Data extracted from a collection
-- Opening Marker --

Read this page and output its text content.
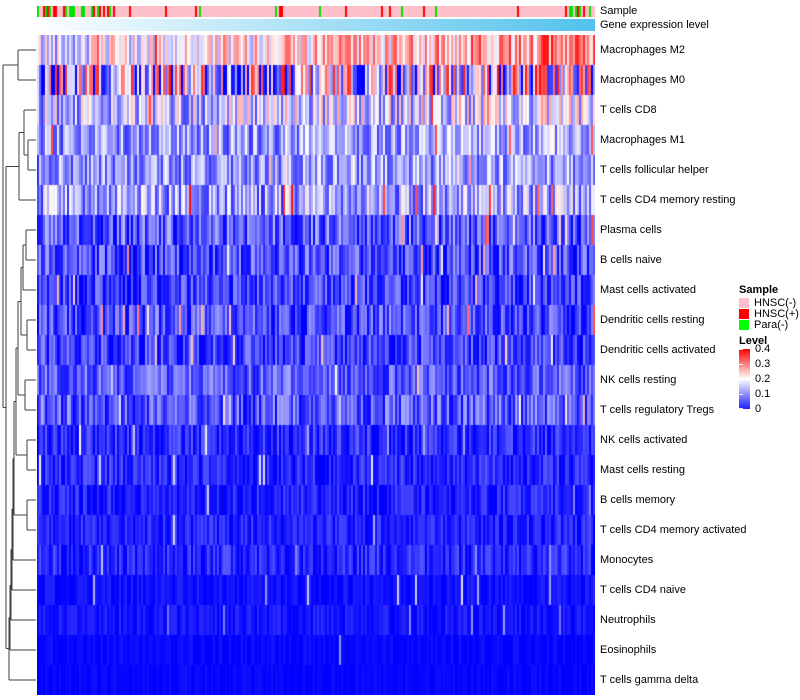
Sample
Gene expression level
Macrophages M2
Macrophages M0
T cells CD8
Macrophages M1
T cells follicular helper
T cells CD4 memory resting
Plasma cells
B cells naive
Mast cells activated
Dendritic cells resting
Dendritic cells activated
NK cells resting
T cells regulatory Tregs
NK cells activated
Mast cells resting
B cells memory
T cells CD4 memory activated
Monocytes
T cells CD4 naive
Neutrophils
Eosinophils
T cells gamma delta
Sample
HNSC(-)
HNSC(+)
Para(-)
Level
0.4
0.3
0.2
0.1
0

-- Closing Marker --

Each entry is to be output exactly, and no picture is to appear.

• [SOLUTION]
Read this page and output its text content.
Sample
Gene expression level
Macrophages M2
Macrophages M0
T cells CD8
Macrophages M1
T cells follicular helper
T cells CD4 memory resting
Plasma cells
B cells naive
Mast cells activated
Dendritic cells resting
Dendritic cells activated
NK cells resting
T cells regulatory Tregs
NK cells activated
Mast cells resting
B cells memory
T cells CD4 memory activated
Monocytes
T cells CD4 naive
Neutrophils
Eosinophils
T cells gamma delta
Sample
HNSC(-)
HNSC(+)
Para(-)
Level
0.4
0.3
0.2
0.1
0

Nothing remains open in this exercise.